AUFGABE 1: Schreibe aus dem Text über Salzburg die Stelle zwischen „Wenn in Salzburg“ und „vom Teufel abgeholt.“ wortgetreu nieder, beide Stellen eingeschlossen.
AUFGABE 2: Nenne bitte alle Personen, die der Text über Salzburg mit ihrem Namen erwähnt, und zwar so, wie die Namen dort stehen.
AUFGABE 3: Schreibe den Text über Salzburg im Anschluss an seinen letzten Satz weiter.

VORGEGEBENER TEXT:
..........

Wenn in Salzburg Bettlerinnen und Bettler in der Altstadt nicht mehr gesichtet werden können, weil eine »große« Koalition fast aller Stadtpolitikerinnen und -politiker für Vertreibung sorgte, damit sie der Hochkultur – besucht von allen, die sie sich leisten können – nicht im Wege sitzen, ertönt zum Domplatz runter das »Jedermann-Gebrüll«, und Hofmannsthals »Reicher Mann« wird nicht vom Teufel abgeholt.
Der Teufel stellt ganz richtig fest: »Die Welt ist dumm, gemein und schlecht,/ Und geht Gewalt allzeit vor Recht,/ Ist einer redlich, treu und klug,/ Ihn meistern Arglist und Betrug.«
Ich erinnere mich gern an eine reife Leistung der geistreichen Argumentation samt Schlussfolgerung, die in Herwig Seeböcks »Die große Häfenelegie« zu finden ist. Der Häfen ist in Österreich das Gefängnis, und dort erklärt ein Häftling einem anderen, dass China genau auf der anderen Seite der Erdkugel liegen würde. Der mit diesem Wissen Beglückte, noch immer skeptisch, fragt: »Host nochgrobn?«
Auch Stadt und Land Salzburg bedürfen geistiger Nahrung. Sie wird von der Salzburger Kronen-Zeitung geboten. Die Leserbriefe dieser Zeitung werden unter der Rubrik »Freies Wort« veröffentlicht. Geben sie die Meinung wieder, die man in der Redaktion dieser Zeitung zwar denkt, aber anscheinend oft nicht zu schreiben wagt? Ein Beispiel: »Grüß Gott, Herr Hitler! Die Salzburger Entnazifizierungspartie hat ihr linkes Auge noch nicht auf Otto Pflanzl geworfen. In Tracht trug er nach dem bejubelten Einmarsch der deutschen Truppen in Salzburg dem ›Führer‹ ein Gedicht vor: ›Grüß Gott, Herr Hitler!‹ Nach Otto Pflanzl ist eine Straße in Maxglan benannt. Vielleicht könnte man sie umtaufen? Ich hätte da Vorschläge: Josef-Stalin-Weg oder Mao-Straße. Die haben zwar Millionen umgebracht, waren aber stramme Linke. Max Gruber, Salzburg«
So, der Gruber war es? Davon gibt es in Salzburg etwa anderthalb Seiten im Telefonbuch. Alles Festnetzinhaberinnen und -inhaber, unter ihnen kein Max, und der Franz Xaver Gruber ist unschuldig, denn der hat die Stille-Nacht-Melodie komponiert.

..........

MATERIAL:
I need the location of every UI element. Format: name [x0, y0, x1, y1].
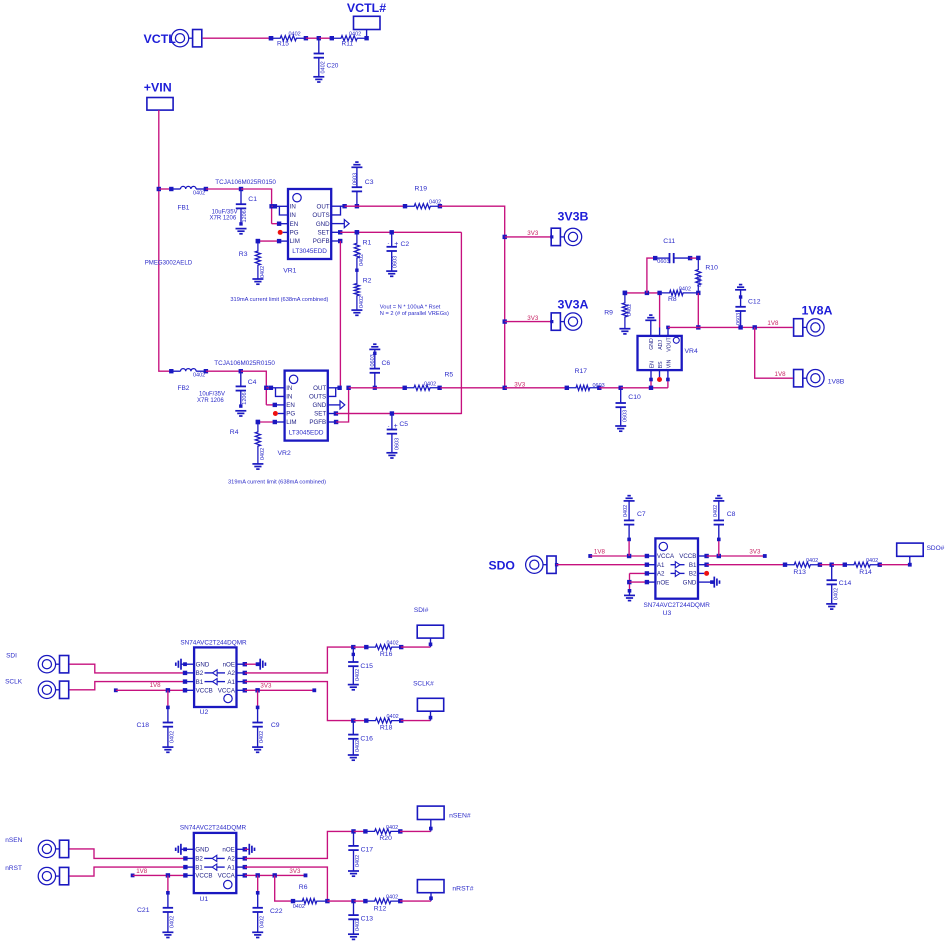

..........

LÖSUNG 1:
Wenn in Salzburg Bettlerinnen und Bettler in der Altstadt nicht mehr gesichtet werden können, weil eine »große« Koalition fast aller Stadtpolitikerinnen und -politiker für Vertreibung sorgte, damit sie der Hochkultur – besucht von allen, die sie sich leisten können – nicht im Wege sitzen, ertönt zum Domplatz runter das »Jedermann-Gebrüll«, und Hofmannsthals »Reicher Mann« wird nicht vom Teufel abgeholt.

LÖSUNG 2: Hofmannsthal, Herwig Seeböck, Hitler, Otto Pflanzl, Josef Stalin, Mao, Max Gruber, Franz Xaver Gruber

LÖSUNG 3:
Der »Mundart«-Dichter Otto Pflanzl, der Hitler lobhudelnd bedichtete, starb im Jahr 1943 und ist, wie des »Führers« Bildhauer Josef Thorak, auf dem St.-Peter-Friedhof in Salzburg in einer Ehrengruft begraben.
Kurz nach dem »Anschluss« Österreichs gab es in Salzburg am 6. April 1938 einen Empfang für Hitler in der Salzburger Residenz, der das ehemalige Österreich wie folgt angriff: »In wenigen Monaten schon wird durch dieses Land der Rhythmus des neuen Schaffens gehen, und in wenigen Jahren wird der Gedanke an Sozialdemokratie und Kommunismus wie ein böses Phantom aus der Vergangenheit klingen, und man wird nur noch darüber lachen.« An diesem Tag durfte Otto Pflanzl am gleichen Ort dem Führer huldigen mit seinem Gedicht »Grüß Gott, Herr Hitler!«: »All dö Stände und Vareie/ Von gaunz Salzburg, Stadt und Land/ Griaßn unsern lieb’n Führer/ Hiazt durch mit Herz und Hand/ … Mir ham nur den oanzig’n Glaub’n g’habt/ Dass da Führer für uns wacht/ Der an Weg für und macht gangbar/ Zu an Morgen aus da Nacht …«
Am 30. April 1938 ließ der SS-Mann, Lehrer und Schriftsteller Karl Springenschmid Bücher auf Salzburgs Residenzplatz verbrennen. Er war am 16. November 1932 in die NSDAP eingetreten und ab dem 1. Januar 1938 SS-Mitglied Nr. 295 474. Nach dem Anschluss 1938 war er Mitglied der Salzburger Landesregierung und als Landesrat zuständig für Schulen und Kulturpolitik. Die Werke Otto Pflanzls überlebten jene Zeit, wo es seinem Lobgedicht entsprechend, einen »Morgen aus der Nacht« gab. Ob der nie wirklich für seine Verbrechen bestrafte »Landesrat« Springenschmid (er starb 1981 in Salzburg) mit dafür gesorgt hat, dass Pflanzl noch Jahrzehnte nach Kriegsende als Repräsentant »echten Brauchtums« mit seiner mundartlichen Heimat-Duselei von vielen Lehrern in den Schulen als Vorbild präsentiert wurde?
Noch heute ist seine »Literatur« hoch geschätzt, und so gibt es, noch Jahrzehnte nach dem Ende der faschistischen Herrschaft, eine Otto-Pflanzl-Straße im Salzburger Stadtteil Maxglan, wie es auch eine Josef-Thorak-Straße gibt, mit der Adolfs Hitlers Lieblingsbildhauer geehrt wird.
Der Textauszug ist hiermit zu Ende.